# [Exercise tasks]
1. Please check the 2022 manga roundup below and say whether each statement agrees with it, answering yes or no and quoting the deciding words: (a) Paper and cardboard shortages delayed print volumes in 2022. (b) The next volume of A Sign of Affection is due early next year. (c) The two new series by the author of Sweat and Soap are already licensed in English.
2. In the 2022 manga roundup below, which publisher brought Tesla Note to its conclusion in digital form?

# [Document excerpt]

Ongoing shortages of paper and cardboard (for covers) have continued to haunt the manga industry in 2022 with print volumes delayed and inevitable price rises. But sales figures have never been better! And legal websites where you can read the latest titles digitally for a reasonable price are flourishing.
This year in manga got a lot of attention in 2022 from the AUKN team, ‘cos there were not only a lot of new releases, continuing good releases from last year, but tons of lovely new omnibus editions of classic series too. The series I’ve been most excited to continue reading this year is A Sign of Affection by suu Morishita. I reviewed the first three volumes for the site but kept going in my own time and I love the series so far and am devastated that the next book won’t be out until much later next year. As for new series, My Happy Marriage is not only a beautifully book visually but also a really simple yet elegant story of love growing in the unlikeliest of circumstances. So these two are my picks of the year.
Once again, this year was a year of saying goodbye to some fond favourites and having some new series to fill the gaps left behind. Of these, I was most sad to see Sweat and Soap come to an end, a mature romance manga that approached its storylines with a great deal of respect. However, the author has started two new series (currently unlicensed in English) that follow similar themes, so I’m hoping we’ll see those picked up sooner than later. Speaking of endings, Kodansha brought Tesla Note to its conclusion in digital form and I’m equally quite sad to see that one end after its mangaka Kouta Sannomiya showcased a talent for drawing action scenes. More, please!

# [Raw records]
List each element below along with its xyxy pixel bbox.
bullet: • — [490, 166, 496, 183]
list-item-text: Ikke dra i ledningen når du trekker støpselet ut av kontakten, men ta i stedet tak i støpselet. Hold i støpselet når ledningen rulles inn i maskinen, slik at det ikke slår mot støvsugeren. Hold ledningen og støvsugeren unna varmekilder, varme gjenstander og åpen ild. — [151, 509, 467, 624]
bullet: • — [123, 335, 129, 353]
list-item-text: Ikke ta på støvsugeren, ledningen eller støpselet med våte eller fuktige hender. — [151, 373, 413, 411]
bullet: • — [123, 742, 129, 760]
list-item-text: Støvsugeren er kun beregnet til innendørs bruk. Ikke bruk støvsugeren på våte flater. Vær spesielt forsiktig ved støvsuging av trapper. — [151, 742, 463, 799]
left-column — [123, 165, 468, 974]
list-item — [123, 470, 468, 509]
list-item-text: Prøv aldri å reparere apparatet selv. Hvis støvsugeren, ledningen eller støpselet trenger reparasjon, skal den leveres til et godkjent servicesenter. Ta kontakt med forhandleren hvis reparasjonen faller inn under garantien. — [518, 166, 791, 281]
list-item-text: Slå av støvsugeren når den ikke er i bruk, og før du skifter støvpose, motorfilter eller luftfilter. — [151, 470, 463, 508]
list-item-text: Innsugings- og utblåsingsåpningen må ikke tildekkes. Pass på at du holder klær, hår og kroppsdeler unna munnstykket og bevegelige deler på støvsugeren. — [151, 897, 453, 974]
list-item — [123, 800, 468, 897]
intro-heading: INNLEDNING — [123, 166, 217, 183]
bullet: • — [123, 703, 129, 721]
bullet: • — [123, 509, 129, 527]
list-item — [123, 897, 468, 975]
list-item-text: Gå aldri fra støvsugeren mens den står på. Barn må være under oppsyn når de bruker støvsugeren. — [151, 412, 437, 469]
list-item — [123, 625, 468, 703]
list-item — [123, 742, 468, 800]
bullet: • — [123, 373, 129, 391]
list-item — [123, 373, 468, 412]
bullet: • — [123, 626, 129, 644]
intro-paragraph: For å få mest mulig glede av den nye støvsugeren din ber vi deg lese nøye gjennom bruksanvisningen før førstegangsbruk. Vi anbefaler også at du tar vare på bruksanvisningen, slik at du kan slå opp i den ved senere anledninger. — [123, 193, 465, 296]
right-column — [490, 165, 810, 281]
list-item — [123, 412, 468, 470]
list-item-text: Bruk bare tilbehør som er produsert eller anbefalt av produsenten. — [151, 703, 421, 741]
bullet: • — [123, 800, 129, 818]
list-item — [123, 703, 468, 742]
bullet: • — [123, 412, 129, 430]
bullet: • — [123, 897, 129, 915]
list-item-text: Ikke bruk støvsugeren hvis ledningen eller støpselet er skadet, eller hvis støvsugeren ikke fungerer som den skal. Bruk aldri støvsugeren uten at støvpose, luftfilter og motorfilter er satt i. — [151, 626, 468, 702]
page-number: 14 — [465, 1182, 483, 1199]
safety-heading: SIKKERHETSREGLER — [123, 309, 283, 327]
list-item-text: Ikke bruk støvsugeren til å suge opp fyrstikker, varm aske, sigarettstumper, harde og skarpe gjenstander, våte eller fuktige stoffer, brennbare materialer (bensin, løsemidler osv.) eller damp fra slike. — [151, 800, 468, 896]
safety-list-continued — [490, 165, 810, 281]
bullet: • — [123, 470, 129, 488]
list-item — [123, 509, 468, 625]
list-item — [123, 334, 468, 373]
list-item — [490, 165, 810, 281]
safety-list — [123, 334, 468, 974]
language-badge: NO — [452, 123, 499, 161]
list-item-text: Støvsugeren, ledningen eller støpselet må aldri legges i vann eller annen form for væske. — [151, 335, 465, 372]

# [Answers for the exercise]
1.
(a) Yes: "Ongoing shortages of paper and cardboard (for covers) have continued to haunt the manga industry in 2022 with print volumes delayed"
(b) No: "the next book won’t be out until much later next year"
(c) No: "(currently unlicensed in English)"

2. Kodansha